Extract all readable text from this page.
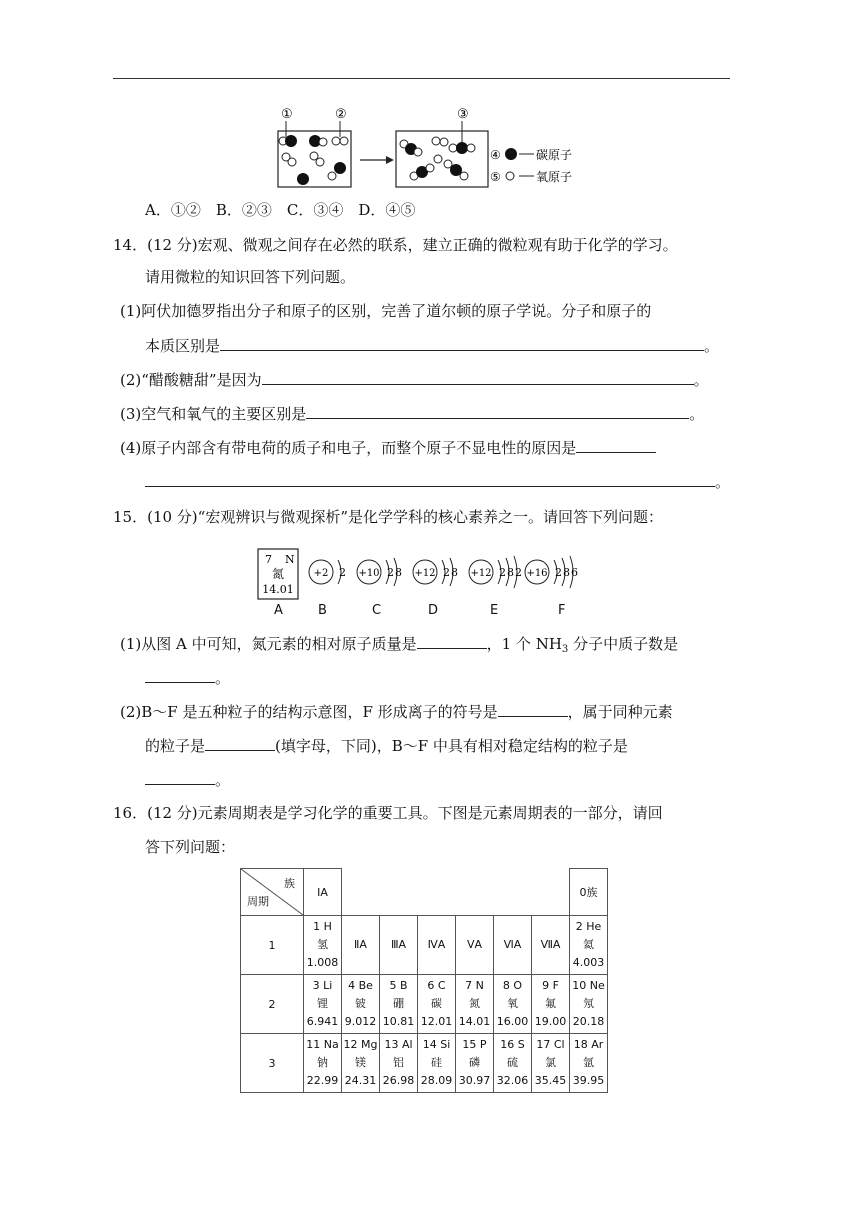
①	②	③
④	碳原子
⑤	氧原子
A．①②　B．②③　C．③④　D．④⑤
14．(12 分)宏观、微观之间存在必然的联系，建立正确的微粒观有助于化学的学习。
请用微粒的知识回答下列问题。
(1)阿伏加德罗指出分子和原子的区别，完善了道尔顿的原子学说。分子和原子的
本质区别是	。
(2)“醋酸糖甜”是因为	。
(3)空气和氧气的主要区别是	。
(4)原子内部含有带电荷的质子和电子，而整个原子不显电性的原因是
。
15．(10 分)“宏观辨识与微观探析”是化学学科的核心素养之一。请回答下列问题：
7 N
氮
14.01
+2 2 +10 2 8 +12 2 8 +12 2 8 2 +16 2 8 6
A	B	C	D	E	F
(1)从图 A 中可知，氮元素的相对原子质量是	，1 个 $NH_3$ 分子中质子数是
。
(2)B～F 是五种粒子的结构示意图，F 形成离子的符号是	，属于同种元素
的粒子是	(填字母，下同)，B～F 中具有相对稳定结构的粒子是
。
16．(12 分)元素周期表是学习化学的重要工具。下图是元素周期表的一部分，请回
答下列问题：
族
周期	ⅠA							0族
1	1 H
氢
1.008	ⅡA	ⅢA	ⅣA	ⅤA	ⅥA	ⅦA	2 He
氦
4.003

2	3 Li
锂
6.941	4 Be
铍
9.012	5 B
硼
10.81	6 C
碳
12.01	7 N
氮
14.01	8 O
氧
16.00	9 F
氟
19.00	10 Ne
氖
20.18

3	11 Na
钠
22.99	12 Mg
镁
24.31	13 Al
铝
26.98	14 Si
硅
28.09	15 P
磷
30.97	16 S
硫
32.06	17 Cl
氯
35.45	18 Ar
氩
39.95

*Task brief*. Copy all the data exactly as written, but skip any picture.

*Task solution*.
Extract all readable text from this page.
①	②	③
④	碳原子
⑤	氧原子
A．①②　B．②③　C．③④　D．④⑤
14．(12 分)宏观、微观之间存在必然的联系，建立正确的微粒观有助于化学的学习。
请用微粒的知识回答下列问题。
(1)阿伏加德罗指出分子和原子的区别，完善了道尔顿的原子学说。分子和原子的
本质区别是	。
(2)“醋酸糖甜”是因为	。
(3)空气和氧气的主要区别是	。
(4)原子内部含有带电荷的质子和电子，而整个原子不显电性的原因是
。
15．(10 分)“宏观辨识与微观探析”是化学学科的核心素养之一。请回答下列问题：
7 N
氮
14.01
+2 2 +10 2 8 +12 2 8 +12 2 8 2 +16 2 8 6
A	B	C	D	E	F
(1)从图 A 中可知，氮元素的相对原子质量是	，1 个 $NH_3$ 分子中质子数是
。
(2)B～F 是五种粒子的结构示意图，F 形成离子的符号是	，属于同种元素
的粒子是	(填字母，下同)，B～F 中具有相对稳定结构的粒子是
。
16．(12 分)元素周期表是学习化学的重要工具。下图是元素周期表的一部分，请回
答下列问题：
族
周期	ⅠA							0族
1	1 H
氢
1.008	ⅡA	ⅢA	ⅣA	ⅤA	ⅥA	ⅦA	2 He
氦
4.003

2	3 Li
锂
6.941	4 Be
铍
9.012	5 B
硼
10.81	6 C
碳
12.01	7 N
氮
14.01	8 O
氧
16.00	9 F
氟
19.00	10 Ne
氖
20.18

3	11 Na
钠
22.99	12 Mg
镁
24.31	13 Al
铝
26.98	14 Si
硅
28.09	15 P
磷
30.97	16 S
硫
32.06	17 Cl
氯
35.45	18 Ar
氩
39.95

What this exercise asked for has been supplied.